| Task statement |
Transcribe the records that follow. Keep every word exactly, and drop the pictures.

╭─ Provided material

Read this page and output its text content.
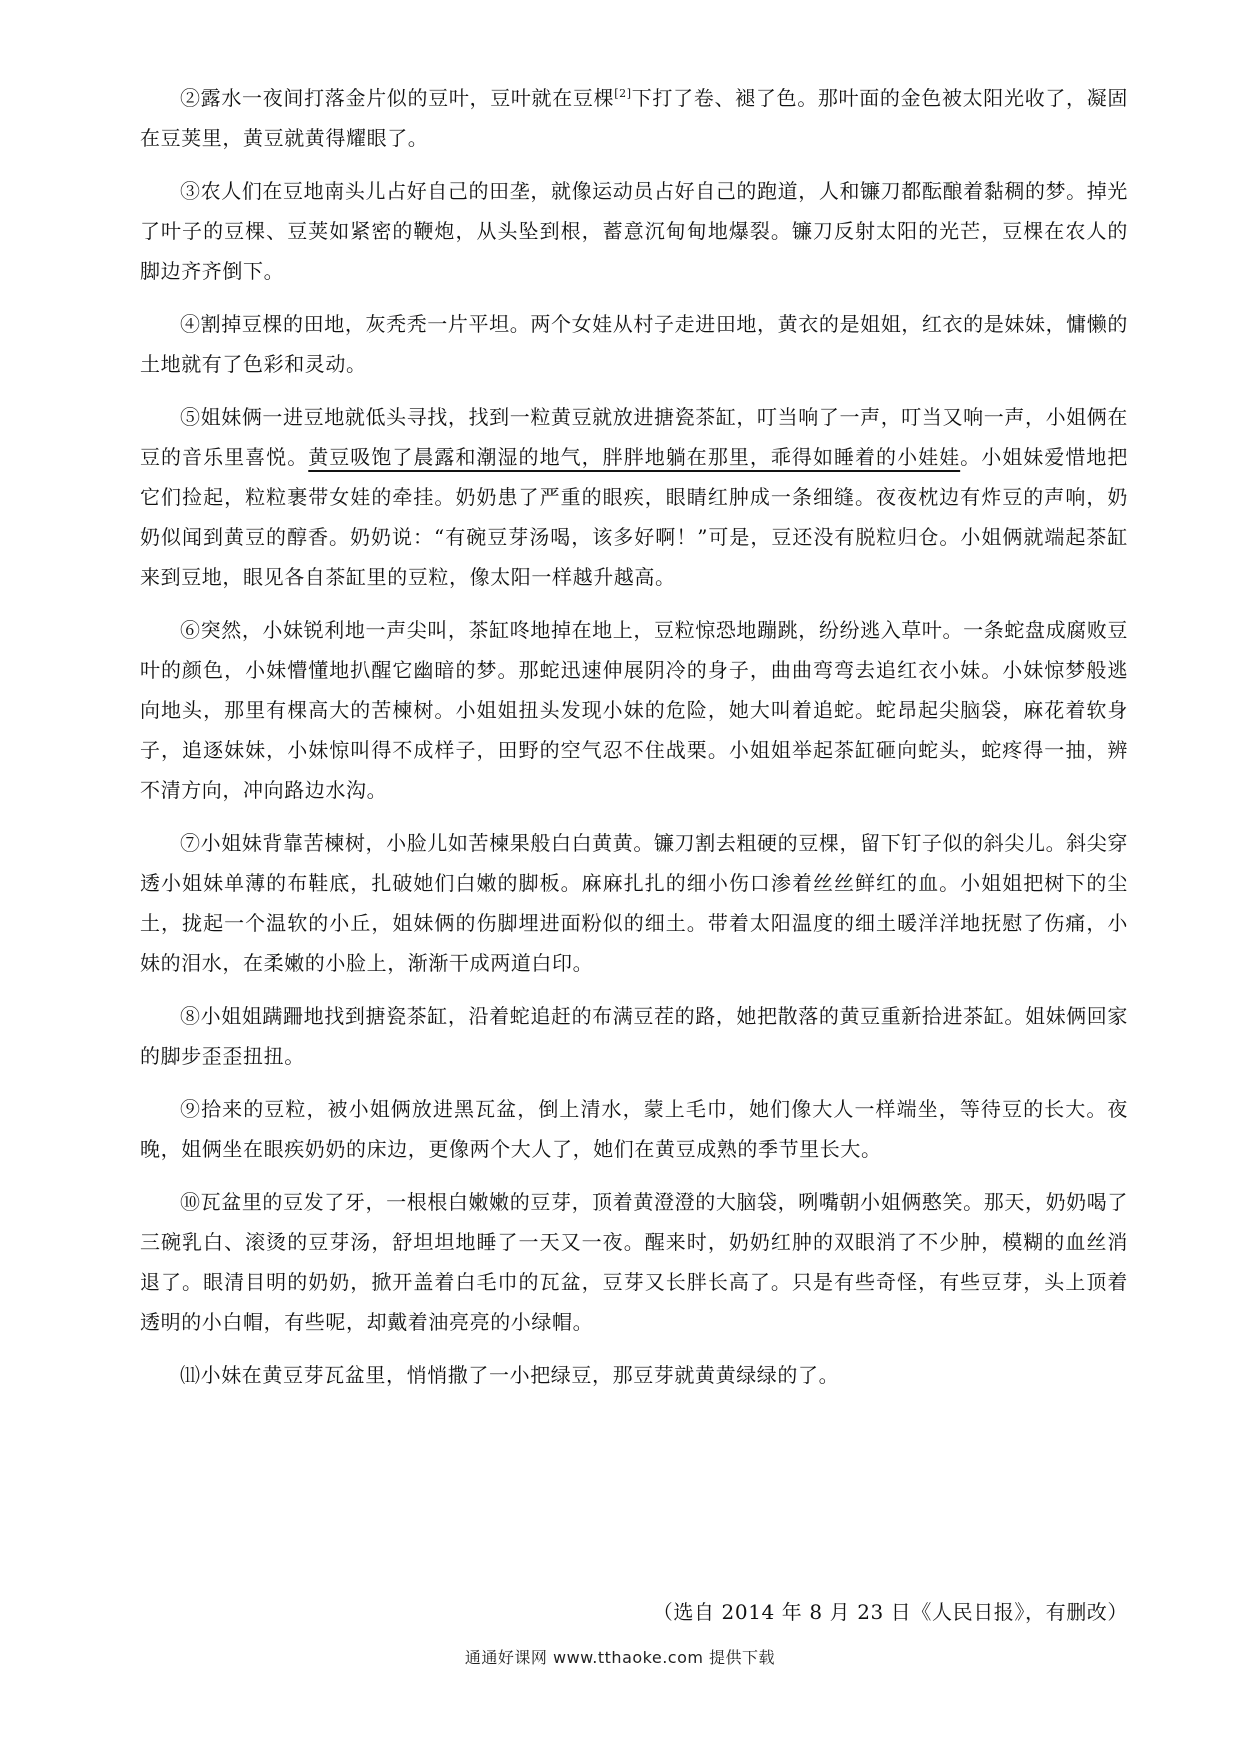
②露水一夜间打落金片似的豆叶，豆叶就在豆棵[2]下打了卷、褪了色。那叶面的金色被太阳光收了，凝固在豆荚里，黄豆就黄得耀眼了。

③农人们在豆地南头儿占好自己的田垄，就像运动员占好自己的跑道，人和镰刀都酝酿着黏稠的梦。掉光了叶子的豆棵、豆荚如紧密的鞭炮，从头坠到根，蓄意沉甸甸地爆裂。镰刀反射太阳的光芒，豆棵在农人的脚边齐齐倒下。

④割掉豆棵的田地，灰秃秃一片平坦。两个女娃从村子走进田地，黄衣的是姐姐，红衣的是妹妹，慵懒的土地就有了色彩和灵动。

⑤姐妹俩一进豆地就低头寻找，找到一粒黄豆就放进搪瓷茶缸，叮当响了一声，叮当又响一声，小姐俩在豆的音乐里喜悦。黄豆吸饱了晨露和潮湿的地气，胖胖地躺在那里，乖得如睡着的小娃娃。小姐妹爱惜地把它们捡起，粒粒裹带女娃的牵挂。奶奶患了严重的眼疾，眼睛红肿成一条细缝。夜夜枕边有炸豆的声响，奶奶似闻到黄豆的醇香。奶奶说：“有碗豆芽汤喝，该多好啊！”可是，豆还没有脱粒归仓。小姐俩就端起茶缸来到豆地，眼见各自茶缸里的豆粒，像太阳一样越升越高。

⑥突然，小妹锐利地一声尖叫，茶缸咚地掉在地上，豆粒惊恐地蹦跳，纷纷逃入草叶。一条蛇盘成腐败豆叶的颜色，小妹懵懂地扒醒它幽暗的梦。那蛇迅速伸展阴冷的身子，曲曲弯弯去追红衣小妹。小妹惊梦般逃向地头，那里有棵高大的苦楝树。小姐姐扭头发现小妹的危险，她大叫着追蛇。蛇昂起尖脑袋，麻花着软身子，追逐妹妹，小妹惊叫得不成样子，田野的空气忍不住战栗。小姐姐举起茶缸砸向蛇头，蛇疼得一抽，辨不清方向，冲向路边水沟。

⑦小姐妹背靠苦楝树，小脸儿如苦楝果般白白黄黄。镰刀割去粗硬的豆棵，留下钉子似的斜尖儿。斜尖穿透小姐妹单薄的布鞋底，扎破她们白嫩的脚板。麻麻扎扎的细小伤口渗着丝丝鲜红的血。小姐姐把树下的尘土，拢起一个温软的小丘，姐妹俩的伤脚埋进面粉似的细土。带着太阳温度的细土暖洋洋地抚慰了伤痛，小妹的泪水，在柔嫩的小脸上，渐渐干成两道白印。

⑧小姐姐蹒跚地找到搪瓷茶缸，沿着蛇追赶的布满豆茬的路，她把散落的黄豆重新拾进茶缸。姐妹俩回家的脚步歪歪扭扭。

⑨拾来的豆粒，被小姐俩放进黑瓦盆，倒上清水，蒙上毛巾，她们像大人一样端坐，等待豆的长大。夜晚，姐俩坐在眼疾奶奶的床边，更像两个大人了，她们在黄豆成熟的季节里长大。

⑩瓦盆里的豆发了牙，一根根白嫩嫩的豆芽，顶着黄澄澄的大脑袋，咧嘴朝小姐俩憨笑。那天，奶奶喝了三碗乳白、滚烫的豆芽汤，舒坦坦地睡了一天又一夜。醒来时，奶奶红肿的双眼消了不少肿，模糊的血丝消退了。眼清目明的奶奶，掀开盖着白毛巾的瓦盆，豆芽又长胖长高了。只是有些奇怪，有些豆芽，头上顶着透明的小白帽，有些呢，却戴着油亮亮的小绿帽。

⑾小妹在黄豆芽瓦盆里，悄悄撒了一小把绿豆，那豆芽就黄黄绿绿的了。

（选自 2014 年 8 月 23 日《人民日报》，有删改）
通通好课网 www.tthaoke.com 提供下载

╰─

| The response |
Read this page and output its text content.
②露水一夜间打落金片似的豆叶，豆叶就在豆棵[2]下打了卷、褪了色。那叶面的金色被太阳光收了，凝固在豆荚里，黄豆就黄得耀眼了。

③农人们在豆地南头儿占好自己的田垄，就像运动员占好自己的跑道，人和镰刀都酝酿着黏稠的梦。掉光了叶子的豆棵、豆荚如紧密的鞭炮，从头坠到根，蓄意沉甸甸地爆裂。镰刀反射太阳的光芒，豆棵在农人的脚边齐齐倒下。

④割掉豆棵的田地，灰秃秃一片平坦。两个女娃从村子走进田地，黄衣的是姐姐，红衣的是妹妹，慵懒的土地就有了色彩和灵动。

⑤姐妹俩一进豆地就低头寻找，找到一粒黄豆就放进搪瓷茶缸，叮当响了一声，叮当又响一声，小姐俩在豆的音乐里喜悦。黄豆吸饱了晨露和潮湿的地气，胖胖地躺在那里，乖得如睡着的小娃娃。小姐妹爱惜地把它们捡起，粒粒裹带女娃的牵挂。奶奶患了严重的眼疾，眼睛红肿成一条细缝。夜夜枕边有炸豆的声响，奶奶似闻到黄豆的醇香。奶奶说：“有碗豆芽汤喝，该多好啊！”可是，豆还没有脱粒归仓。小姐俩就端起茶缸来到豆地，眼见各自茶缸里的豆粒，像太阳一样越升越高。

⑥突然，小妹锐利地一声尖叫，茶缸咚地掉在地上，豆粒惊恐地蹦跳，纷纷逃入草叶。一条蛇盘成腐败豆叶的颜色，小妹懵懂地扒醒它幽暗的梦。那蛇迅速伸展阴冷的身子，曲曲弯弯去追红衣小妹。小妹惊梦般逃向地头，那里有棵高大的苦楝树。小姐姐扭头发现小妹的危险，她大叫着追蛇。蛇昂起尖脑袋，麻花着软身子，追逐妹妹，小妹惊叫得不成样子，田野的空气忍不住战栗。小姐姐举起茶缸砸向蛇头，蛇疼得一抽，辨不清方向，冲向路边水沟。

⑦小姐妹背靠苦楝树，小脸儿如苦楝果般白白黄黄。镰刀割去粗硬的豆棵，留下钉子似的斜尖儿。斜尖穿透小姐妹单薄的布鞋底，扎破她们白嫩的脚板。麻麻扎扎的细小伤口渗着丝丝鲜红的血。小姐姐把树下的尘土，拢起一个温软的小丘，姐妹俩的伤脚埋进面粉似的细土。带着太阳温度的细土暖洋洋地抚慰了伤痛，小妹的泪水，在柔嫩的小脸上，渐渐干成两道白印。

⑧小姐姐蹒跚地找到搪瓷茶缸，沿着蛇追赶的布满豆茬的路，她把散落的黄豆重新拾进茶缸。姐妹俩回家的脚步歪歪扭扭。

⑨拾来的豆粒，被小姐俩放进黑瓦盆，倒上清水，蒙上毛巾，她们像大人一样端坐，等待豆的长大。夜晚，姐俩坐在眼疾奶奶的床边，更像两个大人了，她们在黄豆成熟的季节里长大。

⑩瓦盆里的豆发了牙，一根根白嫩嫩的豆芽，顶着黄澄澄的大脑袋，咧嘴朝小姐俩憨笑。那天，奶奶喝了三碗乳白、滚烫的豆芽汤，舒坦坦地睡了一天又一夜。醒来时，奶奶红肿的双眼消了不少肿，模糊的血丝消退了。眼清目明的奶奶，掀开盖着白毛巾的瓦盆，豆芽又长胖长高了。只是有些奇怪，有些豆芽，头上顶着透明的小白帽，有些呢，却戴着油亮亮的小绿帽。

⑾小妹在黄豆芽瓦盆里，悄悄撒了一小把绿豆，那豆芽就黄黄绿绿的了。

（选自 2014 年 8 月 23 日《人民日报》，有删改）
通通好课网 www.tthaoke.com 提供下载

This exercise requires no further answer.